[Entries taken from a collection]
┌────────

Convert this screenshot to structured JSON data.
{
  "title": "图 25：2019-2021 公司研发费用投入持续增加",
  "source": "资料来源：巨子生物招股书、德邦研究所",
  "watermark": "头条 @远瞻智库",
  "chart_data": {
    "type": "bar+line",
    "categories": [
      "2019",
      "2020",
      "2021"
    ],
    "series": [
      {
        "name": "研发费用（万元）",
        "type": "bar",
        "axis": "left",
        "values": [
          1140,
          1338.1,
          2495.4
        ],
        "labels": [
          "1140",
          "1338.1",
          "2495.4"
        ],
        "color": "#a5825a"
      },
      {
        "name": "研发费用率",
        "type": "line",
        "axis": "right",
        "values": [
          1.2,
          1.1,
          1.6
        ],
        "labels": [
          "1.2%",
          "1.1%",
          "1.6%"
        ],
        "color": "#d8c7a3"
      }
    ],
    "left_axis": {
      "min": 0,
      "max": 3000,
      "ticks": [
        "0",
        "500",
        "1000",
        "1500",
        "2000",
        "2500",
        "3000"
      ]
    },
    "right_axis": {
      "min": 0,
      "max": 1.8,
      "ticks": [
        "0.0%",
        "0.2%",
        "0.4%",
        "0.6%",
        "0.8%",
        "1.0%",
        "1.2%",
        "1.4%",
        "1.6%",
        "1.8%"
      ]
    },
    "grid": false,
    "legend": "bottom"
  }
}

└────────

▶ Your instructions: Print all of the entries again, exactly as written.

▶ Answer to this exercise:
Convert this screenshot to structured JSON data.
{
  "title": "图 25：2019-2021 公司研发费用投入持续增加",
  "source": "资料来源：巨子生物招股书、德邦研究所",
  "watermark": "头条 @远瞻智库",
  "chart_data": {
    "type": "bar+line",
    "categories": [
      "2019",
      "2020",
      "2021"
    ],
    "series": [
      {
        "name": "研发费用（万元）",
        "type": "bar",
        "axis": "left",
        "values": [
          1140,
          1338.1,
          2495.4
        ],
        "labels": [
          "1140",
          "1338.1",
          "2495.4"
        ],
        "color": "#a5825a"
      },
      {
        "name": "研发费用率",
        "type": "line",
        "axis": "right",
        "values": [
          1.2,
          1.1,
          1.6
        ],
        "labels": [
          "1.2%",
          "1.1%",
          "1.6%"
        ],
        "color": "#d8c7a3"
      }
    ],
    "left_axis": {
      "min": 0,
      "max": 3000,
      "ticks": [
        "0",
        "500",
        "1000",
        "1500",
        "2000",
        "2500",
        "3000"
      ]
    },
    "right_axis": {
      "min": 0,
      "max": 1.8,
      "ticks": [
        "0.0%",
        "0.2%",
        "0.4%",
        "0.6%",
        "0.8%",
        "1.0%",
        "1.2%",
        "1.4%",
        "1.6%",
        "1.8%"
      ]
    },
    "grid": false,
    "legend": "bottom"
  }
}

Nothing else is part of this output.